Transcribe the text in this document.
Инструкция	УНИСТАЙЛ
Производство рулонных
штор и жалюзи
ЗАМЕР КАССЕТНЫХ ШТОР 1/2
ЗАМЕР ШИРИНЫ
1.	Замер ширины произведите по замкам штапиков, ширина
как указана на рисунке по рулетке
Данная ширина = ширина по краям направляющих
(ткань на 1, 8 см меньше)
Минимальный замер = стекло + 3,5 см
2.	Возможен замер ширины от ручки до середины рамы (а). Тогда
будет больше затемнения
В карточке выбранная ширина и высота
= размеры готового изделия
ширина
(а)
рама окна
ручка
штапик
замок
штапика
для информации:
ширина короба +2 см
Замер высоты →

EXERCISE BRIEF => Extract every entry in the listing word for word.

RESULT OF THE TASK =>
Transcribe the text in this document.
Инструкция	УНИСТАЙЛ
Производство рулонных
штор и жалюзи
ЗАМЕР КАССЕТНЫХ ШТОР 1/2
ЗАМЕР ШИРИНЫ
1.	Замер ширины произведите по замкам штапиков, ширина
как указана на рисунке по рулетке
Данная ширина = ширина по краям направляющих
(ткань на 1, 8 см меньше)
Минимальный замер = стекло + 3,5 см
2.	Возможен замер ширины от ручки до середины рамы (а). Тогда
будет больше затемнения
В карточке выбранная ширина и высота
= размеры готового изделия
ширина
(а)
рама окна
ручка
штапик
замок
штапика
для информации:
ширина короба +2 см
Замер высоты →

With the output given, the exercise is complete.